Do this:
Gather all lines containing the string "Nonprofit" and copy them out.

*** Source data

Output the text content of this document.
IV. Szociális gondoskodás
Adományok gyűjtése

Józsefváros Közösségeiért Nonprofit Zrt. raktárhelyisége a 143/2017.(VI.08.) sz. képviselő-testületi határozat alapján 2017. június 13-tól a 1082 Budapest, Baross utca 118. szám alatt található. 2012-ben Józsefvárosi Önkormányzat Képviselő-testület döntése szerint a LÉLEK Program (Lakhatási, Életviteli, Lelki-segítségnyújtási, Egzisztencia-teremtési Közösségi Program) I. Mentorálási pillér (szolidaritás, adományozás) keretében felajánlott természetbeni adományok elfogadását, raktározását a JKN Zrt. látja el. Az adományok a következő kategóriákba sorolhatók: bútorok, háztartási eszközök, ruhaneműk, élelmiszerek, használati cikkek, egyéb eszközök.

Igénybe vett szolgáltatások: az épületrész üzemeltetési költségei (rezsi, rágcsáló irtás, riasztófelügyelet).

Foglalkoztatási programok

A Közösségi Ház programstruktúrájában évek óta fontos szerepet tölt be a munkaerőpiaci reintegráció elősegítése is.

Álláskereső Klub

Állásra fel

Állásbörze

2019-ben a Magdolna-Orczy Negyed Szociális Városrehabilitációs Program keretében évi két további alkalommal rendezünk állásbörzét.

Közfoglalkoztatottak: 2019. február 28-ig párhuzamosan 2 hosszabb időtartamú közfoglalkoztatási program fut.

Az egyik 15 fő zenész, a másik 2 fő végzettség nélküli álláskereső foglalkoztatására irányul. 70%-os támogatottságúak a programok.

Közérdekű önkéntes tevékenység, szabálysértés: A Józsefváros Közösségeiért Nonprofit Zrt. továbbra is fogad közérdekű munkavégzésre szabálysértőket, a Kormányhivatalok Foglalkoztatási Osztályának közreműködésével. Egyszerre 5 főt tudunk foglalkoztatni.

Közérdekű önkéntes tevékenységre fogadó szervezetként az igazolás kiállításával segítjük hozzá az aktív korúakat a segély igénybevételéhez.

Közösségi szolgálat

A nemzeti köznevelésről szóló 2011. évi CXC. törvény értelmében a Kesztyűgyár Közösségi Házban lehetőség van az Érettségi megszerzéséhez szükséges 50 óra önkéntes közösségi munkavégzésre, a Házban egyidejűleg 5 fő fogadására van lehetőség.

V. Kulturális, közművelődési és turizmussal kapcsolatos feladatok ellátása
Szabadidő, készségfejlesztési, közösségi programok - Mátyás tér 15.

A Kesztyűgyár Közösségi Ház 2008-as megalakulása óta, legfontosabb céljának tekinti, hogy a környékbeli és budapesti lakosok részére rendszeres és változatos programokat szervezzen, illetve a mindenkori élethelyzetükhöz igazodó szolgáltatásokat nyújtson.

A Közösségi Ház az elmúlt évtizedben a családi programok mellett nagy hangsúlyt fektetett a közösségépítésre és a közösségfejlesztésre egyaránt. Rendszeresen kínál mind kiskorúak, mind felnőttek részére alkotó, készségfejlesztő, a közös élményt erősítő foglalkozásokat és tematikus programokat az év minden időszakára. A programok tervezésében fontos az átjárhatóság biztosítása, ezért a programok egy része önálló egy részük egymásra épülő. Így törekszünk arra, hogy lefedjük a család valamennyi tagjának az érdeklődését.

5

******

Output for this exercise:
Józsefváros Közösségeiért Nonprofit Zrt. raktárhelyisége a 143/2017.(VI.08.) sz. képviselő-testületi határozat alapján 2017. június 13-tól a 1082 Budapest, Baross utca 118. szám alatt található. 2012-ben Józsefvárosi Önkormányzat Képviselő-testület döntése szerint a LÉLEK Program (Lakhatási, Életviteli, Lelki-segítségnyújtási, Egzisztencia-teremtési Közösségi Program) I. Mentorálási pillér (szolidaritás, adományozás) keretében felajánlott természetbeni adományok elfogadását, raktározását a JKN Zrt. látja el. Az adományok a következő kategóriákba sorolhatók: bútorok, háztartási eszközök, ruhaneműk, élelmiszerek, használati cikkek, egyéb eszközök.
Közérdekű önkéntes tevékenység, szabálysértés: A Józsefváros Közösségeiért Nonprofit Zrt. továbbra is fogad közérdekű munkavégzésre szabálysértőket, a Kormányhivatalok Foglalkoztatási Osztályának közreműködésével. Egyszerre 5 főt tudunk foglalkoztatni.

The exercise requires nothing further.